(EXERCISE AIM): Say how many lines include the word "this", using only a number.

━━━━━ SUPPLIED MATERIAL

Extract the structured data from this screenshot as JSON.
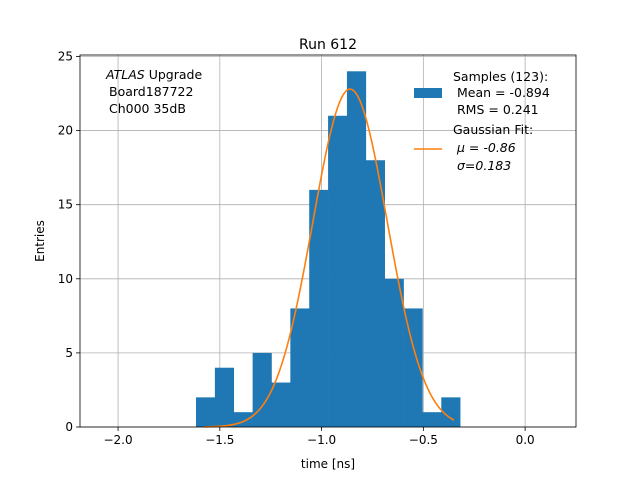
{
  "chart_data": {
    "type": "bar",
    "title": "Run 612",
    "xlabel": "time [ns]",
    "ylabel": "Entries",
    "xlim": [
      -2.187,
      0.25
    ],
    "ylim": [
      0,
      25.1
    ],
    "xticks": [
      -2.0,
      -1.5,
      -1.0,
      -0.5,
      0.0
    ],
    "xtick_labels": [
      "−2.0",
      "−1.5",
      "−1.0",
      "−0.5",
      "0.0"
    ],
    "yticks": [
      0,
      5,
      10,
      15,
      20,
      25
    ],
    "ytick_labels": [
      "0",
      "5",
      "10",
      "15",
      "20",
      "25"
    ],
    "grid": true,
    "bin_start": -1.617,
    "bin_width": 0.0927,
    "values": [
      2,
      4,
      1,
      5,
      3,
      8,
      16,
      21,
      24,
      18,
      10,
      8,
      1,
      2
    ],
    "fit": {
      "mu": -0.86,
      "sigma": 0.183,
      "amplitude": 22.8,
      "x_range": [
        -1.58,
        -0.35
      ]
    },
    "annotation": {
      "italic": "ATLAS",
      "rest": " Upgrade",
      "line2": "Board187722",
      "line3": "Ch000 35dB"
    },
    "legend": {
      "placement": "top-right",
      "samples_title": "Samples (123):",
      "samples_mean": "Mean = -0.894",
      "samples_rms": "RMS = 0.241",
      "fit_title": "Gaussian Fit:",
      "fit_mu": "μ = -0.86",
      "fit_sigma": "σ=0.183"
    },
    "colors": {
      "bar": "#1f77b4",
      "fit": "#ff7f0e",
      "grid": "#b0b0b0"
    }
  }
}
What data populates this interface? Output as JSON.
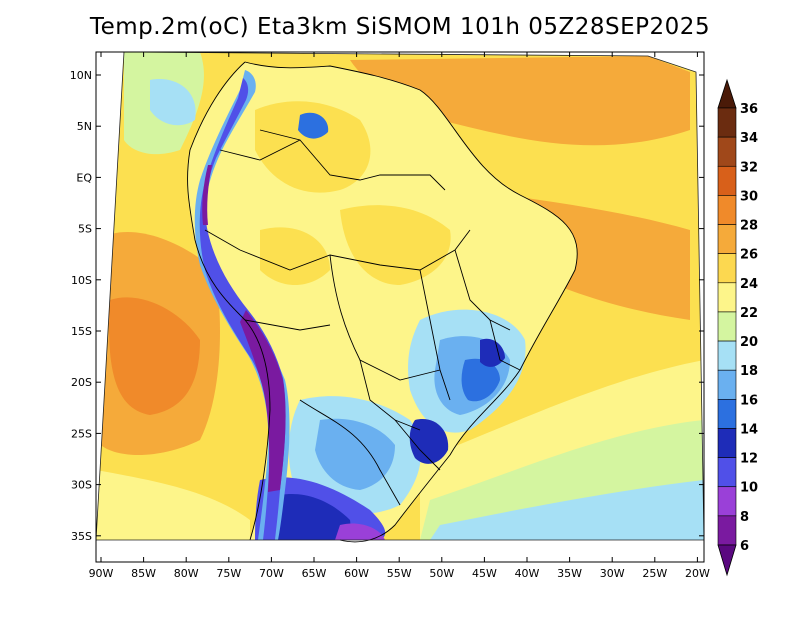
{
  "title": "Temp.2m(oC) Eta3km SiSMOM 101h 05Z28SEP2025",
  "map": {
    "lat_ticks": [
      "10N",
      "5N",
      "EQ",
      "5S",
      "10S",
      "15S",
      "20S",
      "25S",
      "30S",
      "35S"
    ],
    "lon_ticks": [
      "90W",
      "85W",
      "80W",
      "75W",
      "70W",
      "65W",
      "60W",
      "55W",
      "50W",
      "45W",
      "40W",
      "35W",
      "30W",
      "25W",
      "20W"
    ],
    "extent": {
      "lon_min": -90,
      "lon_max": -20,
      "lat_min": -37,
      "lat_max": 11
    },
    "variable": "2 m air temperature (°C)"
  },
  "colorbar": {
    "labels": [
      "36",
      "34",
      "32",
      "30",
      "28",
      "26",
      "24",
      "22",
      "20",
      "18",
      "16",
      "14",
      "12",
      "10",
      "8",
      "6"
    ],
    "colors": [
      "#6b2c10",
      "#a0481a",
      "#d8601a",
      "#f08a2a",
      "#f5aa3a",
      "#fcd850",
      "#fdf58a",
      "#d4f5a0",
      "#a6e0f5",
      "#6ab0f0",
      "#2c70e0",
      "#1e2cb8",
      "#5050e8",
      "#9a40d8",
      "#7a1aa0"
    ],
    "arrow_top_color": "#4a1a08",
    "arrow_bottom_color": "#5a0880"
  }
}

━━━━━━━━━━

(COMPLETED TASK): 2